Objective — Restate the data below word for word. Skip any images it contains.

=== Supplied data ===

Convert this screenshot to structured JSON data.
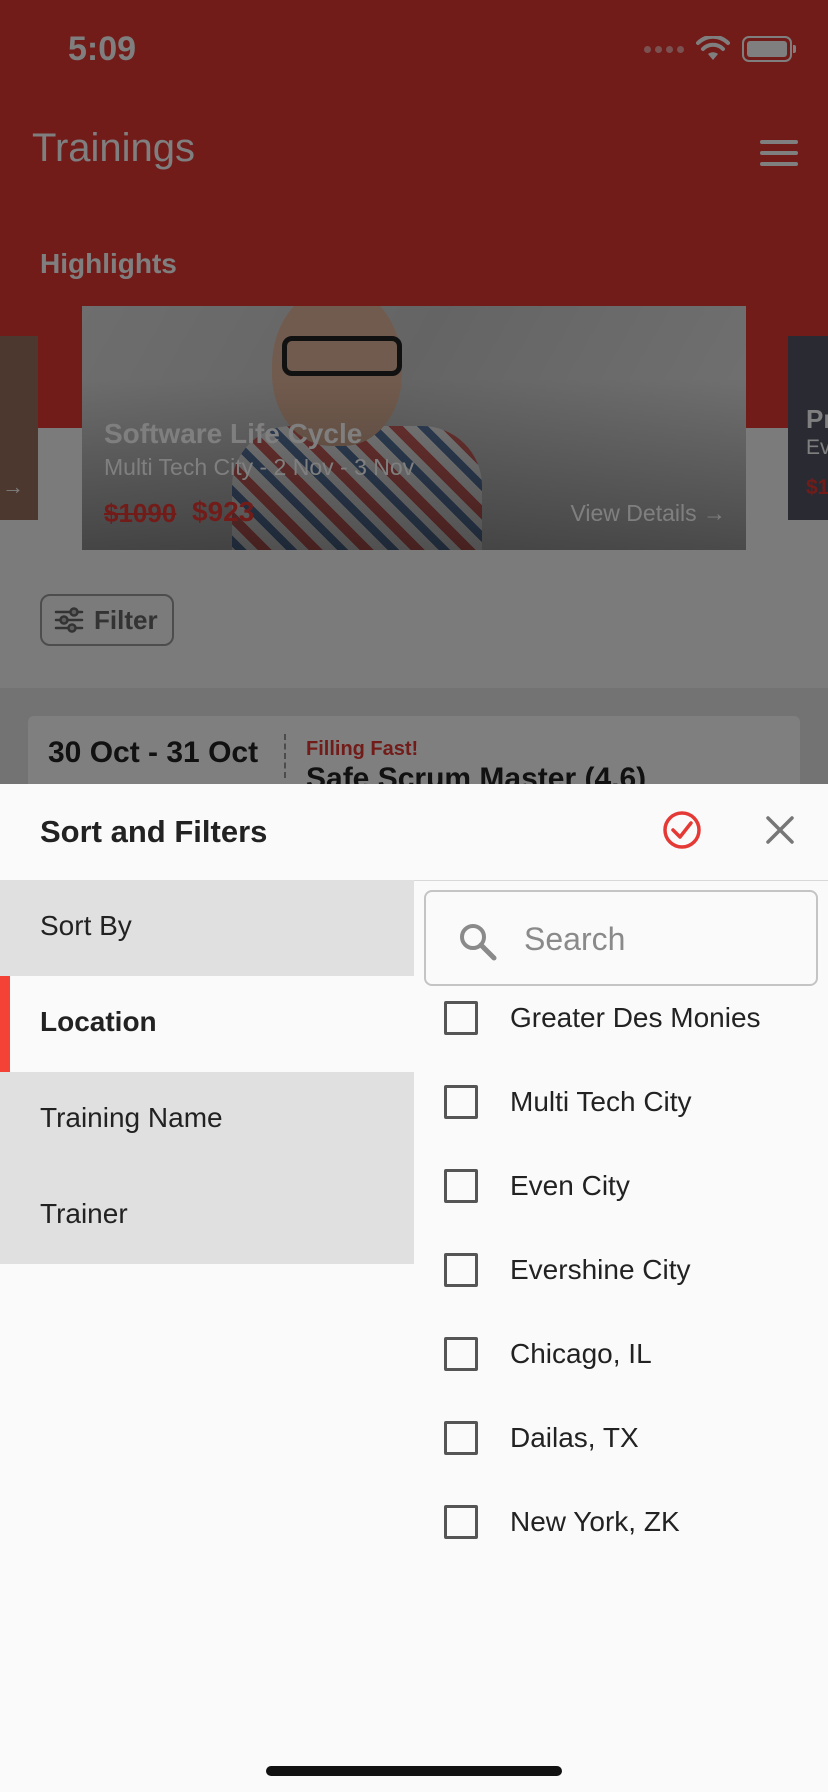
{
  "status": {
    "time": "5:09"
  },
  "header": {
    "title": "Trainings",
    "highlights_label": "Highlights"
  },
  "highlight_card": {
    "title": "Software Life Cycle",
    "subtitle": "Multi Tech City - 2 Nov - 3 Nov",
    "old_price": "$1090",
    "new_price": "$923",
    "view_details": "View Details →"
  },
  "side_card_right": {
    "title": "Pr",
    "subtitle": "Ev",
    "price": "$1"
  },
  "side_card_left": {
    "arrow": "→"
  },
  "filter_chip": {
    "label": "Filter"
  },
  "list_item": {
    "date": "30 Oct - 31 Oct",
    "badge": "Filling Fast!",
    "name": "Safe Scrum Master (4.6)"
  },
  "sheet": {
    "title": "Sort and Filters",
    "tabs": [
      {
        "label": "Sort By",
        "active": false
      },
      {
        "label": "Location",
        "active": true
      },
      {
        "label": "Training Name",
        "active": false
      },
      {
        "label": "Trainer",
        "active": false
      }
    ],
    "search": {
      "placeholder": "Search",
      "value": ""
    },
    "options": [
      {
        "label": "Greater Des Monies",
        "checked": false
      },
      {
        "label": "Multi Tech City",
        "checked": false
      },
      {
        "label": "Even City",
        "checked": false
      },
      {
        "label": "Evershine City",
        "checked": false
      },
      {
        "label": "Chicago, IL",
        "checked": false
      },
      {
        "label": "Dailas, TX",
        "checked": false
      },
      {
        "label": "New York, ZK",
        "checked": false
      }
    ]
  },
  "icons": [
    "wifi-icon",
    "battery-icon",
    "menu-icon",
    "filter-icon",
    "check-circle-icon",
    "close-icon",
    "search-icon"
  ],
  "colors": {
    "primary": "#e53935",
    "active_indicator": "#f44336",
    "tab_bg": "#e0e0e0",
    "sheet_bg": "#fafafa"
  }
}
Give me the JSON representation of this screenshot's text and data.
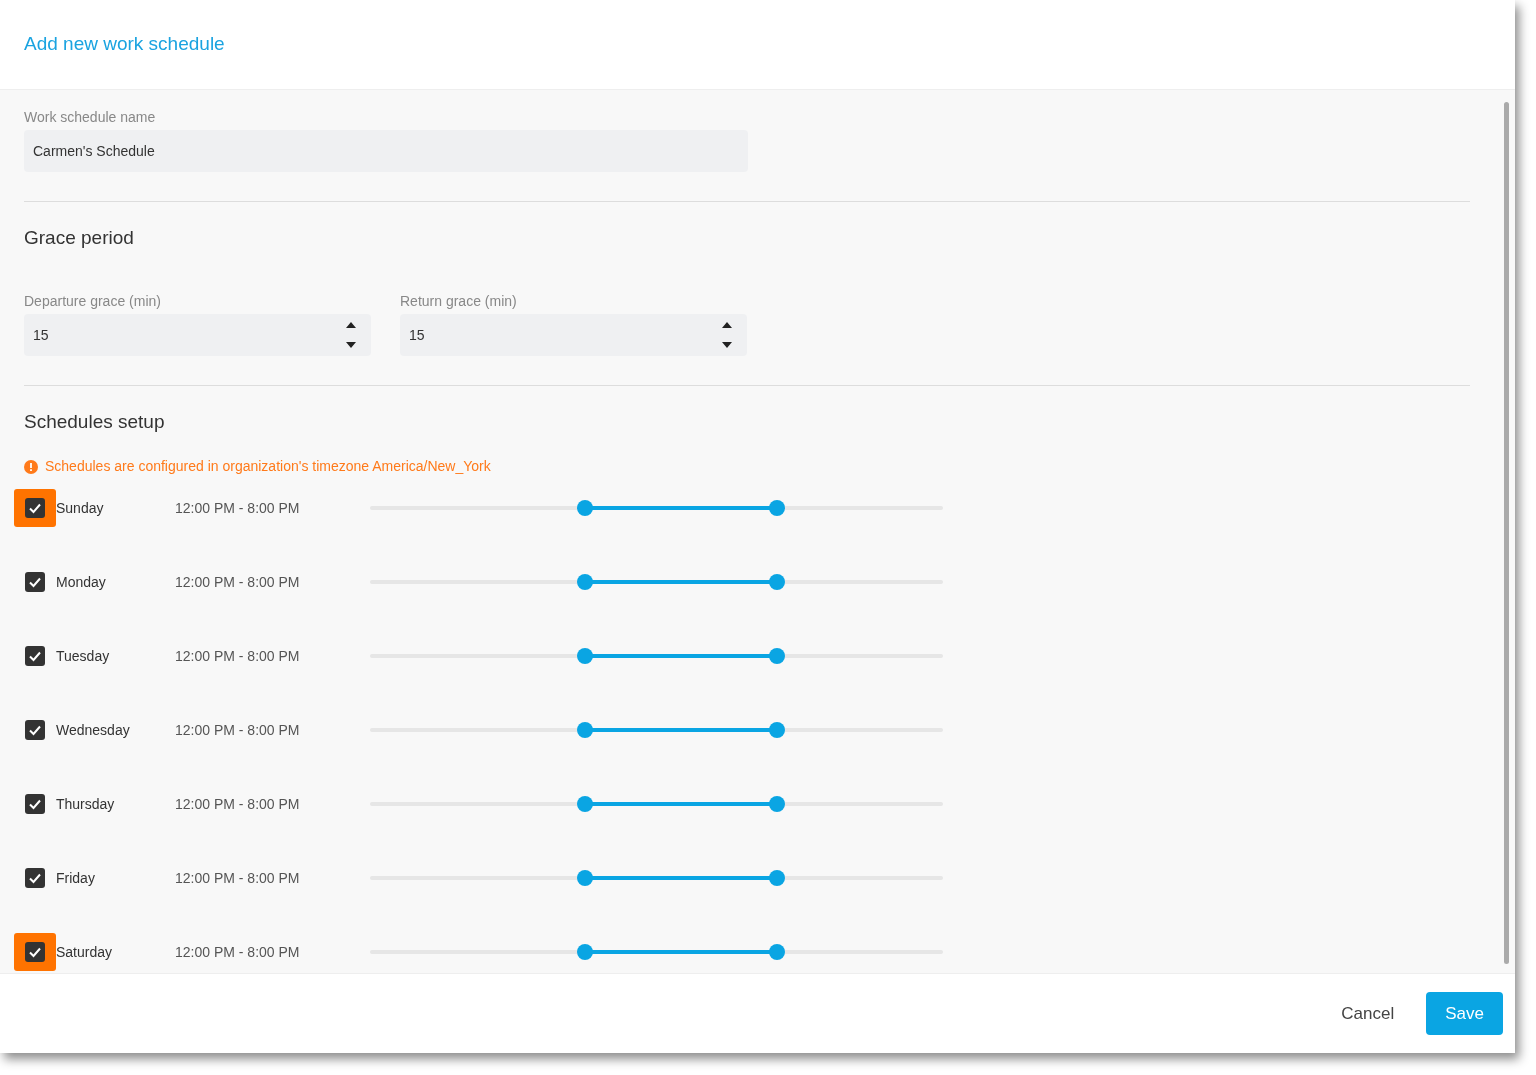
{
  "dialog": {
    "title": "Add new work schedule"
  },
  "name_field": {
    "label": "Work schedule name",
    "value": "Carmen's Schedule"
  },
  "grace_period": {
    "heading": "Grace period",
    "fields": [
      {
        "label": "Departure grace (min)",
        "value": "15"
      },
      {
        "label": "Return grace (min)",
        "value": "15"
      }
    ]
  },
  "schedules": {
    "heading": "Schedules setup",
    "notice": "Schedules are configured in organization's timezone America/New_York",
    "days": [
      {
        "label": "Sunday",
        "checked": true,
        "highlighted": true,
        "time": "12:00 PM - 8:00 PM",
        "from": {
          "level": 0.375
        },
        "to": {
          "level": 0.71
        }
      },
      {
        "label": "Monday",
        "checked": true,
        "highlighted": false,
        "time": "12:00 PM - 8:00 PM",
        "from": {
          "level": 0.375
        },
        "to": {
          "level": 0.71
        }
      },
      {
        "label": "Tuesday",
        "checked": true,
        "highlighted": false,
        "time": "12:00 PM - 8:00 PM",
        "from": {
          "level": 0.375
        },
        "to": {
          "level": 0.71
        }
      },
      {
        "label": "Wednesday",
        "checked": true,
        "highlighted": false,
        "time": "12:00 PM - 8:00 PM",
        "from": {
          "level": 0.375
        },
        "to": {
          "level": 0.71
        }
      },
      {
        "label": "Thursday",
        "checked": true,
        "highlighted": false,
        "time": "12:00 PM - 8:00 PM",
        "from": {
          "level": 0.375
        },
        "to": {
          "level": 0.71
        }
      },
      {
        "label": "Friday",
        "checked": true,
        "highlighted": false,
        "time": "12:00 PM - 8:00 PM",
        "from": {
          "level": 0.375
        },
        "to": {
          "level": 0.71
        }
      },
      {
        "label": "Saturday",
        "checked": true,
        "highlighted": true,
        "time": "12:00 PM - 8:00 PM",
        "from": {
          "level": 0.375
        },
        "to": {
          "level": 0.71
        }
      }
    ]
  },
  "footer": {
    "buttons": [
      {
        "label": "Cancel",
        "kind": "secondary"
      },
      {
        "label": "Save",
        "kind": "primary"
      }
    ]
  }
}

===

Reply to the exercise —
Convert this screenshot to structured JSON data.
{
  "status": {
    "time": "5:09"
  },
  "header": {
    "title": "Trainings",
    "highlights_label": "Highlights"
  },
  "highlight_card": {
    "title": "Software Life Cycle",
    "subtitle": "Multi Tech City - 2 Nov - 3 Nov",
    "old_price": "$1090",
    "new_price": "$923",
    "view_details": "View Details →"
  },
  "side_card_right": {
    "title": "Pr",
    "subtitle": "Ev",
    "price": "$1"
  },
  "side_card_left": {
    "arrow": "→"
  },
  "filter_chip": {
    "label": "Filter"
  },
  "list_item": {
    "date": "30 Oct - 31 Oct",
    "badge": "Filling Fast!",
    "name": "Safe Scrum Master (4.6)"
  },
  "sheet": {
    "title": "Sort and Filters",
    "tabs": [
      {
        "label": "Sort By",
        "active": false
      },
      {
        "label": "Location",
        "active": true
      },
      {
        "label": "Training Name",
        "active": false
      },
      {
        "label": "Trainer",
        "active": false
      }
    ],
    "search": {
      "placeholder": "Search",
      "value": ""
    },
    "options": [
      {
        "label": "Greater Des Monies",
        "checked": false
      },
      {
        "label": "Multi Tech City",
        "checked": false
      },
      {
        "label": "Even City",
        "checked": false
      },
      {
        "label": "Evershine City",
        "checked": false
      },
      {
        "label": "Chicago, IL",
        "checked": false
      },
      {
        "label": "Dailas, TX",
        "checked": false
      },
      {
        "label": "New York, ZK",
        "checked": false
      }
    ]
  },
  "icons": [
    "wifi-icon",
    "battery-icon",
    "menu-icon",
    "filter-icon",
    "check-circle-icon",
    "close-icon",
    "search-icon"
  ],
  "colors": {
    "primary": "#e53935",
    "active_indicator": "#f44336",
    "tab_bg": "#e0e0e0",
    "sheet_bg": "#fafafa"
  }
}
Give me the JSON representation of this screenshot's text and data.
{
  "dialog": {
    "title": "Add new work schedule"
  },
  "name_field": {
    "label": "Work schedule name",
    "value": "Carmen's Schedule"
  },
  "grace_period": {
    "heading": "Grace period",
    "fields": [
      {
        "label": "Departure grace (min)",
        "value": "15"
      },
      {
        "label": "Return grace (min)",
        "value": "15"
      }
    ]
  },
  "schedules": {
    "heading": "Schedules setup",
    "notice": "Schedules are configured in organization's timezone America/New_York",
    "days": [
      {
        "label": "Sunday",
        "checked": true,
        "highlighted": true,
        "time": "12:00 PM - 8:00 PM",
        "from": {
          "level": 0.375
        },
        "to": {
          "level": 0.71
        }
      },
      {
        "label": "Monday",
        "checked": true,
        "highlighted": false,
        "time": "12:00 PM - 8:00 PM",
        "from": {
          "level": 0.375
        },
        "to": {
          "level": 0.71
        }
      },
      {
        "label": "Tuesday",
        "checked": true,
        "highlighted": false,
        "time": "12:00 PM - 8:00 PM",
        "from": {
          "level": 0.375
        },
        "to": {
          "level": 0.71
        }
      },
      {
        "label": "Wednesday",
        "checked": true,
        "highlighted": false,
        "time": "12:00 PM - 8:00 PM",
        "from": {
          "level": 0.375
        },
        "to": {
          "level": 0.71
        }
      },
      {
        "label": "Thursday",
        "checked": true,
        "highlighted": false,
        "time": "12:00 PM - 8:00 PM",
        "from": {
          "level": 0.375
        },
        "to": {
          "level": 0.71
        }
      },
      {
        "label": "Friday",
        "checked": true,
        "highlighted": false,
        "time": "12:00 PM - 8:00 PM",
        "from": {
          "level": 0.375
        },
        "to": {
          "level": 0.71
        }
      },
      {
        "label": "Saturday",
        "checked": true,
        "highlighted": true,
        "time": "12:00 PM - 8:00 PM",
        "from": {
          "level": 0.375
        },
        "to": {
          "level": 0.71
        }
      }
    ]
  },
  "footer": {
    "buttons": [
      {
        "label": "Cancel",
        "kind": "secondary"
      },
      {
        "label": "Save",
        "kind": "primary"
      }
    ]
  }
}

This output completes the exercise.